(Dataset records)
—————
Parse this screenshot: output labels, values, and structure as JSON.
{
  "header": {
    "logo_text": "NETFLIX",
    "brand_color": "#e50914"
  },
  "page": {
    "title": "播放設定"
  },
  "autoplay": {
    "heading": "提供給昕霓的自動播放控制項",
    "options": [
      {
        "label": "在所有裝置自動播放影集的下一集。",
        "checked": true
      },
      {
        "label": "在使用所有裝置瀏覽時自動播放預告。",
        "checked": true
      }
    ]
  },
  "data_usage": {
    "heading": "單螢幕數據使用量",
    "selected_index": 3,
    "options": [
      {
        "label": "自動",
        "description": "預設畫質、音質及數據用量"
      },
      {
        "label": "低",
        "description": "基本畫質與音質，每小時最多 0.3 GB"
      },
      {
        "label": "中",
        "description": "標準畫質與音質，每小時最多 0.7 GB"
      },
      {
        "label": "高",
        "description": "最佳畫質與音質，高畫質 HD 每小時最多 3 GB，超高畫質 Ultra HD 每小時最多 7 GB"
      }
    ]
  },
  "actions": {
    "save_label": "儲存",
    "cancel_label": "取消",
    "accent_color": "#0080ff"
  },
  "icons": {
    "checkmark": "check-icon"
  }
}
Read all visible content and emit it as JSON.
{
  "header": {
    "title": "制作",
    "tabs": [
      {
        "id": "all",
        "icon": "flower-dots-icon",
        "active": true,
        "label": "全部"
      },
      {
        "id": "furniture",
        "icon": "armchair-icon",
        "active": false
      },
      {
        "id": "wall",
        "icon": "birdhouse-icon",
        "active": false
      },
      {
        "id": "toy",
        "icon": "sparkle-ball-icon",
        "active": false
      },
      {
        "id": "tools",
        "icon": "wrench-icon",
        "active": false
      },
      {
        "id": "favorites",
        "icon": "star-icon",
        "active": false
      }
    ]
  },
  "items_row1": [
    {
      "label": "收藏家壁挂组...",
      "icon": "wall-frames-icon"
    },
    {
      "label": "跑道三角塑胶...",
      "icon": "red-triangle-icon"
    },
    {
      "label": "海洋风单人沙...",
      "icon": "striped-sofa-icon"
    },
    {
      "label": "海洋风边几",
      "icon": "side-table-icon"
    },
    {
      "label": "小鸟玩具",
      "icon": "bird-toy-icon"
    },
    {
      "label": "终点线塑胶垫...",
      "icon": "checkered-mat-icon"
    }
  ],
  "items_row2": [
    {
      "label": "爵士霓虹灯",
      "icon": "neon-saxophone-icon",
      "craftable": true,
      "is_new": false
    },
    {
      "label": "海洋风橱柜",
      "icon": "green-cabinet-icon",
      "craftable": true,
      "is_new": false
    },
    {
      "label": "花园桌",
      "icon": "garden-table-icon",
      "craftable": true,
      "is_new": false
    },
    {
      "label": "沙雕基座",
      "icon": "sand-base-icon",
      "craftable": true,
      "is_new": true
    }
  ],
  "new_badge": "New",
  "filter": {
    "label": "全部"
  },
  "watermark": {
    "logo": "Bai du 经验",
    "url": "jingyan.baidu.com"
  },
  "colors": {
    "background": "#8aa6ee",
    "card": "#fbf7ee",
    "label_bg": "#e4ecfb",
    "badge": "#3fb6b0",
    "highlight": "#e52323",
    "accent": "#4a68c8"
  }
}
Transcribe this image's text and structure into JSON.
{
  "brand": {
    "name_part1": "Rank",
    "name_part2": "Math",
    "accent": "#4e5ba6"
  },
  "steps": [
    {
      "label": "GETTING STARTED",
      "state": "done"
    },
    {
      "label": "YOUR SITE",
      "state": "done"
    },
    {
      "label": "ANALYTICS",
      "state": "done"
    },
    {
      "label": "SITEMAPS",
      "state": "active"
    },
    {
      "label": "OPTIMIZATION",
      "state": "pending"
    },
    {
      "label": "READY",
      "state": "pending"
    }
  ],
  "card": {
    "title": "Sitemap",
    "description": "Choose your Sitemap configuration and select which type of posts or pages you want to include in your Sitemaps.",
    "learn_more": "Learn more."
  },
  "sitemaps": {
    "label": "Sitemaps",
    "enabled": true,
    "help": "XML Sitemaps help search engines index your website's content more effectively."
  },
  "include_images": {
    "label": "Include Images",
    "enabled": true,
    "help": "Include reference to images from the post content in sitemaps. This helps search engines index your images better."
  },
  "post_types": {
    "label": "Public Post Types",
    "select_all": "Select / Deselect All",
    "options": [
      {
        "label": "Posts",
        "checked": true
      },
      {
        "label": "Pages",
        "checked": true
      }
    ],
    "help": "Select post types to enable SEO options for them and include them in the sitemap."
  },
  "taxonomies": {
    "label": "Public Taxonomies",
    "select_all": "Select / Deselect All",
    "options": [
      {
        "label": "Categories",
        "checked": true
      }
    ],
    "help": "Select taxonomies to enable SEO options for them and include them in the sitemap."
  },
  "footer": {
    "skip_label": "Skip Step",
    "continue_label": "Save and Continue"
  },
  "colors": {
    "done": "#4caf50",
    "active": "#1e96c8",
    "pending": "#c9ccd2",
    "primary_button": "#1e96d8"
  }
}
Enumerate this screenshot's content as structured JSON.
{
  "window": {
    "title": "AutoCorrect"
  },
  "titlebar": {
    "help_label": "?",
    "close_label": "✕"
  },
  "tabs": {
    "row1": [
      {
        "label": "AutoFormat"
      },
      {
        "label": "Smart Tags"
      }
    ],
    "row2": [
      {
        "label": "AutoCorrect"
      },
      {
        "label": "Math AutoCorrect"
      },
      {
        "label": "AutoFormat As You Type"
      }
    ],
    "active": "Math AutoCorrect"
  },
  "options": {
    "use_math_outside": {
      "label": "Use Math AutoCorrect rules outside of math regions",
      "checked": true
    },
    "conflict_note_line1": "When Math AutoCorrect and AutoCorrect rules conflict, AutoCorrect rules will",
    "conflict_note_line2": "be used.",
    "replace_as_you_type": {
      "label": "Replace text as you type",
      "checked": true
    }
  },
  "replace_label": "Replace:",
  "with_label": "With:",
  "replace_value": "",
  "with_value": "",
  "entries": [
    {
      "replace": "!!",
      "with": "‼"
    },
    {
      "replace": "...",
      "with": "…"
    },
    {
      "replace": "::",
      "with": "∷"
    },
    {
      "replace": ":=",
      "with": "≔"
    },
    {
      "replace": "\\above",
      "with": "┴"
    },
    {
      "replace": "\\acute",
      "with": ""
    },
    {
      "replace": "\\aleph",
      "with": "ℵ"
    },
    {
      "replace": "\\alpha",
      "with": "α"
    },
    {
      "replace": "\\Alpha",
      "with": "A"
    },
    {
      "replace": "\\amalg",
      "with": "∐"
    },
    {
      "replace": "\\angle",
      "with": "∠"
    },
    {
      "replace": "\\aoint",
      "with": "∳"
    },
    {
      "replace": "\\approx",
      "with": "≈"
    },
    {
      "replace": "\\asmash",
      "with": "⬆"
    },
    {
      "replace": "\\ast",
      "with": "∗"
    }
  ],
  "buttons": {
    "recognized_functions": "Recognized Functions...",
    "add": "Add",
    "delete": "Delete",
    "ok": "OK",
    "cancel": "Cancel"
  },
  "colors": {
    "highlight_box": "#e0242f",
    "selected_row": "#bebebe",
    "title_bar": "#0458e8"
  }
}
—————
Prompt:
Type out the material again exactly as presented.

Output for this exercise:
Parse this screenshot: output labels, values, and structure as JSON.
{
  "header": {
    "logo_text": "NETFLIX",
    "brand_color": "#e50914"
  },
  "page": {
    "title": "播放設定"
  },
  "autoplay": {
    "heading": "提供給昕霓的自動播放控制項",
    "options": [
      {
        "label": "在所有裝置自動播放影集的下一集。",
        "checked": true
      },
      {
        "label": "在使用所有裝置瀏覽時自動播放預告。",
        "checked": true
      }
    ]
  },
  "data_usage": {
    "heading": "單螢幕數據使用量",
    "selected_index": 3,
    "options": [
      {
        "label": "自動",
        "description": "預設畫質、音質及數據用量"
      },
      {
        "label": "低",
        "description": "基本畫質與音質，每小時最多 0.3 GB"
      },
      {
        "label": "中",
        "description": "標準畫質與音質，每小時最多 0.7 GB"
      },
      {
        "label": "高",
        "description": "最佳畫質與音質，高畫質 HD 每小時最多 3 GB，超高畫質 Ultra HD 每小時最多 7 GB"
      }
    ]
  },
  "actions": {
    "save_label": "儲存",
    "cancel_label": "取消",
    "accent_color": "#0080ff"
  },
  "icons": {
    "checkmark": "check-icon"
  }
}
Read all visible content and emit it as JSON.
{
  "header": {
    "title": "制作",
    "tabs": [
      {
        "id": "all",
        "icon": "flower-dots-icon",
        "active": true,
        "label": "全部"
      },
      {
        "id": "furniture",
        "icon": "armchair-icon",
        "active": false
      },
      {
        "id": "wall",
        "icon": "birdhouse-icon",
        "active": false
      },
      {
        "id": "toy",
        "icon": "sparkle-ball-icon",
        "active": false
      },
      {
        "id": "tools",
        "icon": "wrench-icon",
        "active": false
      },
      {
        "id": "favorites",
        "icon": "star-icon",
        "active": false
      }
    ]
  },
  "items_row1": [
    {
      "label": "收藏家壁挂组...",
      "icon": "wall-frames-icon"
    },
    {
      "label": "跑道三角塑胶...",
      "icon": "red-triangle-icon"
    },
    {
      "label": "海洋风单人沙...",
      "icon": "striped-sofa-icon"
    },
    {
      "label": "海洋风边几",
      "icon": "side-table-icon"
    },
    {
      "label": "小鸟玩具",
      "icon": "bird-toy-icon"
    },
    {
      "label": "终点线塑胶垫...",
      "icon": "checkered-mat-icon"
    }
  ],
  "items_row2": [
    {
      "label": "爵士霓虹灯",
      "icon": "neon-saxophone-icon",
      "craftable": true,
      "is_new": false
    },
    {
      "label": "海洋风橱柜",
      "icon": "green-cabinet-icon",
      "craftable": true,
      "is_new": false
    },
    {
      "label": "花园桌",
      "icon": "garden-table-icon",
      "craftable": true,
      "is_new": false
    },
    {
      "label": "沙雕基座",
      "icon": "sand-base-icon",
      "craftable": true,
      "is_new": true
    }
  ],
  "new_badge": "New",
  "filter": {
    "label": "全部"
  },
  "watermark": {
    "logo": "Bai du 经验",
    "url": "jingyan.baidu.com"
  },
  "colors": {
    "background": "#8aa6ee",
    "card": "#fbf7ee",
    "label_bg": "#e4ecfb",
    "badge": "#3fb6b0",
    "highlight": "#e52323",
    "accent": "#4a68c8"
  }
}
Transcribe this image's text and structure into JSON.
{
  "brand": {
    "name_part1": "Rank",
    "name_part2": "Math",
    "accent": "#4e5ba6"
  },
  "steps": [
    {
      "label": "GETTING STARTED",
      "state": "done"
    },
    {
      "label": "YOUR SITE",
      "state": "done"
    },
    {
      "label": "ANALYTICS",
      "state": "done"
    },
    {
      "label": "SITEMAPS",
      "state": "active"
    },
    {
      "label": "OPTIMIZATION",
      "state": "pending"
    },
    {
      "label": "READY",
      "state": "pending"
    }
  ],
  "card": {
    "title": "Sitemap",
    "description": "Choose your Sitemap configuration and select which type of posts or pages you want to include in your Sitemaps.",
    "learn_more": "Learn more."
  },
  "sitemaps": {
    "label": "Sitemaps",
    "enabled": true,
    "help": "XML Sitemaps help search engines index your website's content more effectively."
  },
  "include_images": {
    "label": "Include Images",
    "enabled": true,
    "help": "Include reference to images from the post content in sitemaps. This helps search engines index your images better."
  },
  "post_types": {
    "label": "Public Post Types",
    "select_all": "Select / Deselect All",
    "options": [
      {
        "label": "Posts",
        "checked": true
      },
      {
        "label": "Pages",
        "checked": true
      }
    ],
    "help": "Select post types to enable SEO options for them and include them in the sitemap."
  },
  "taxonomies": {
    "label": "Public Taxonomies",
    "select_all": "Select / Deselect All",
    "options": [
      {
        "label": "Categories",
        "checked": true
      }
    ],
    "help": "Select taxonomies to enable SEO options for them and include them in the sitemap."
  },
  "footer": {
    "skip_label": "Skip Step",
    "continue_label": "Save and Continue"
  },
  "colors": {
    "done": "#4caf50",
    "active": "#1e96c8",
    "pending": "#c9ccd2",
    "primary_button": "#1e96d8"
  }
}
Enumerate this screenshot's content as structured JSON.
{
  "window": {
    "title": "AutoCorrect"
  },
  "titlebar": {
    "help_label": "?",
    "close_label": "✕"
  },
  "tabs": {
    "row1": [
      {
        "label": "AutoFormat"
      },
      {
        "label": "Smart Tags"
      }
    ],
    "row2": [
      {
        "label": "AutoCorrect"
      },
      {
        "label": "Math AutoCorrect"
      },
      {
        "label": "AutoFormat As You Type"
      }
    ],
    "active": "Math AutoCorrect"
  },
  "options": {
    "use_math_outside": {
      "label": "Use Math AutoCorrect rules outside of math regions",
      "checked": true
    },
    "conflict_note_line1": "When Math AutoCorrect and AutoCorrect rules conflict, AutoCorrect rules will",
    "conflict_note_line2": "be used.",
    "replace_as_you_type": {
      "label": "Replace text as you type",
      "checked": true
    }
  },
  "replace_label": "Replace:",
  "with_label": "With:",
  "replace_value": "",
  "with_value": "",
  "entries": [
    {
      "replace": "!!",
      "with": "‼"
    },
    {
      "replace": "...",
      "with": "…"
    },
    {
      "replace": "::",
      "with": "∷"
    },
    {
      "replace": ":=",
      "with": "≔"
    },
    {
      "replace": "\\above",
      "with": "┴"
    },
    {
      "replace": "\\acute",
      "with": ""
    },
    {
      "replace": "\\aleph",
      "with": "ℵ"
    },
    {
      "replace": "\\alpha",
      "with": "α"
    },
    {
      "replace": "\\Alpha",
      "with": "A"
    },
    {
      "replace": "\\amalg",
      "with": "∐"
    },
    {
      "replace": "\\angle",
      "with": "∠"
    },
    {
      "replace": "\\aoint",
      "with": "∳"
    },
    {
      "replace": "\\approx",
      "with": "≈"
    },
    {
      "replace": "\\asmash",
      "with": "⬆"
    },
    {
      "replace": "\\ast",
      "with": "∗"
    }
  ],
  "buttons": {
    "recognized_functions": "Recognized Functions...",
    "add": "Add",
    "delete": "Delete",
    "ok": "OK",
    "cancel": "Cancel"
  },
  "colors": {
    "highlight_box": "#e0242f",
    "selected_row": "#bebebe",
    "title_bar": "#0458e8"
  }
}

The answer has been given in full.